Raw data:
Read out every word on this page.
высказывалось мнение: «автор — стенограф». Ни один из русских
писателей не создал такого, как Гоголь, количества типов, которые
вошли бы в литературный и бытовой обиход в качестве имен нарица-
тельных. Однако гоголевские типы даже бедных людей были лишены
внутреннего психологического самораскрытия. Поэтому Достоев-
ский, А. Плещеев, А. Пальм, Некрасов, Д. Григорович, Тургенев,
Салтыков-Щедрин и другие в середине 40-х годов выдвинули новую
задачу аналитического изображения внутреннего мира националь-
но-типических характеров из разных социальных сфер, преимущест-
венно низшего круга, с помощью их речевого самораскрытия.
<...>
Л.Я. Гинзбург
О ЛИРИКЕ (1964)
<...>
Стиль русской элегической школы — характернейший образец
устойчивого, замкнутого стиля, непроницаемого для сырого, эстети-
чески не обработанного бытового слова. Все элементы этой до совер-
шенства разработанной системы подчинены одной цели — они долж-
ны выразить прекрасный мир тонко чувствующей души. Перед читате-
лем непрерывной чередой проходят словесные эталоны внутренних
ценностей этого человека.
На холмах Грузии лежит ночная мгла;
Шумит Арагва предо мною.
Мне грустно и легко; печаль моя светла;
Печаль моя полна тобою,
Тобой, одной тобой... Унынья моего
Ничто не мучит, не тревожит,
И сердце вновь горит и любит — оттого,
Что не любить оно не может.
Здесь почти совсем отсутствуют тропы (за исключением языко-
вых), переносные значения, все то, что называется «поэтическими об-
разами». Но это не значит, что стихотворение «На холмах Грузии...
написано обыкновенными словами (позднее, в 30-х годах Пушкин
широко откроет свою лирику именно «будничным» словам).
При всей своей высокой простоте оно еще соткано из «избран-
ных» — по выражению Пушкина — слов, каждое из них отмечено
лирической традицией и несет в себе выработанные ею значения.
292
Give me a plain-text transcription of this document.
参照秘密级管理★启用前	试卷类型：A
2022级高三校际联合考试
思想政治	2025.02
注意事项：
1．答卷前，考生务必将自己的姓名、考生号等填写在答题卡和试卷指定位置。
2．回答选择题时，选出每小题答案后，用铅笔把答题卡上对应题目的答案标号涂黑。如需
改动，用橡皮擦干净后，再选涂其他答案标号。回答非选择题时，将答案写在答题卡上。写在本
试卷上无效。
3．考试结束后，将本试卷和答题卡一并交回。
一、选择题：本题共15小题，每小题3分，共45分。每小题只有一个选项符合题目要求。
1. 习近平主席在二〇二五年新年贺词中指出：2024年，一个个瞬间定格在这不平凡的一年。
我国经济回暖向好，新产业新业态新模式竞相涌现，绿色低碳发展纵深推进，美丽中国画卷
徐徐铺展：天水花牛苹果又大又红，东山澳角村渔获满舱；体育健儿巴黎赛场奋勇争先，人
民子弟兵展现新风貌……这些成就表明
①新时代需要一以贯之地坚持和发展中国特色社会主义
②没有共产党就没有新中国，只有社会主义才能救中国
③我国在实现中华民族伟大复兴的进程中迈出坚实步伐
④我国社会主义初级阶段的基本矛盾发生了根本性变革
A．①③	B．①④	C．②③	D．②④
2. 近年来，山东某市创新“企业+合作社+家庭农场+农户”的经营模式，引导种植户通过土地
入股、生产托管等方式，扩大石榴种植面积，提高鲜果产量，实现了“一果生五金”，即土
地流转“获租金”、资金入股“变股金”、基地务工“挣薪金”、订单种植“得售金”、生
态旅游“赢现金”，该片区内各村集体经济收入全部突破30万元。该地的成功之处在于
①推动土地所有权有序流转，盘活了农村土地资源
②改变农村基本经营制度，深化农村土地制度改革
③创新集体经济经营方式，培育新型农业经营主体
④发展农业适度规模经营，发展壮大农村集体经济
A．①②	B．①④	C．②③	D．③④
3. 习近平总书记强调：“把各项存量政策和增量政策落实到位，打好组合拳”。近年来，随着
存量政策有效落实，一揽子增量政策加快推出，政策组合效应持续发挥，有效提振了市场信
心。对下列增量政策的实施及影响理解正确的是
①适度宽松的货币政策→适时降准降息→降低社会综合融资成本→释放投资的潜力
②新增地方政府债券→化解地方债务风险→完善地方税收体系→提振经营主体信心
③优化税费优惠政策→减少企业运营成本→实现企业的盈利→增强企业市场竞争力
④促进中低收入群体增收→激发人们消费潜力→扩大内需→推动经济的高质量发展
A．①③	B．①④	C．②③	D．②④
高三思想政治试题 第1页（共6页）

What the task asks: Can you quote exactly the lines from the one containing "Give me a plain-text" through the last line of the records above, and nothing else?

Solution to this problem:
Give me a plain-text transcription of this document.
参照秘密级管理★启用前	试卷类型：A
2022级高三校际联合考试
思想政治	2025.02
注意事项：
1．答卷前，考生务必将自己的姓名、考生号等填写在答题卡和试卷指定位置。
2．回答选择题时，选出每小题答案后，用铅笔把答题卡上对应题目的答案标号涂黑。如需
改动，用橡皮擦干净后，再选涂其他答案标号。回答非选择题时，将答案写在答题卡上。写在本
试卷上无效。
3．考试结束后，将本试卷和答题卡一并交回。
一、选择题：本题共15小题，每小题3分，共45分。每小题只有一个选项符合题目要求。
1. 习近平主席在二〇二五年新年贺词中指出：2024年，一个个瞬间定格在这不平凡的一年。
我国经济回暖向好，新产业新业态新模式竞相涌现，绿色低碳发展纵深推进，美丽中国画卷
徐徐铺展：天水花牛苹果又大又红，东山澳角村渔获满舱；体育健儿巴黎赛场奋勇争先，人
民子弟兵展现新风貌……这些成就表明
①新时代需要一以贯之地坚持和发展中国特色社会主义
②没有共产党就没有新中国，只有社会主义才能救中国
③我国在实现中华民族伟大复兴的进程中迈出坚实步伐
④我国社会主义初级阶段的基本矛盾发生了根本性变革
A．①③	B．①④	C．②③	D．②④
2. 近年来，山东某市创新“企业+合作社+家庭农场+农户”的经营模式，引导种植户通过土地
入股、生产托管等方式，扩大石榴种植面积，提高鲜果产量，实现了“一果生五金”，即土
地流转“获租金”、资金入股“变股金”、基地务工“挣薪金”、订单种植“得售金”、生
态旅游“赢现金”，该片区内各村集体经济收入全部突破30万元。该地的成功之处在于
①推动土地所有权有序流转，盘活了农村土地资源
②改变农村基本经营制度，深化农村土地制度改革
③创新集体经济经营方式，培育新型农业经营主体
④发展农业适度规模经营，发展壮大农村集体经济
A．①②	B．①④	C．②③	D．③④
3. 习近平总书记强调：“把各项存量政策和增量政策落实到位，打好组合拳”。近年来，随着
存量政策有效落实，一揽子增量政策加快推出，政策组合效应持续发挥，有效提振了市场信
心。对下列增量政策的实施及影响理解正确的是
①适度宽松的货币政策→适时降准降息→降低社会综合融资成本→释放投资的潜力
②新增地方政府债券→化解地方债务风险→完善地方税收体系→提振经营主体信心
③优化税费优惠政策→减少企业运营成本→实现企业的盈利→增强企业市场竞争力
④促进中低收入群体增收→激发人们消费潜力→扩大内需→推动经济的高质量发展
A．①③	B．①④	C．②③	D．②④
高三思想政治试题 第1页（共6页）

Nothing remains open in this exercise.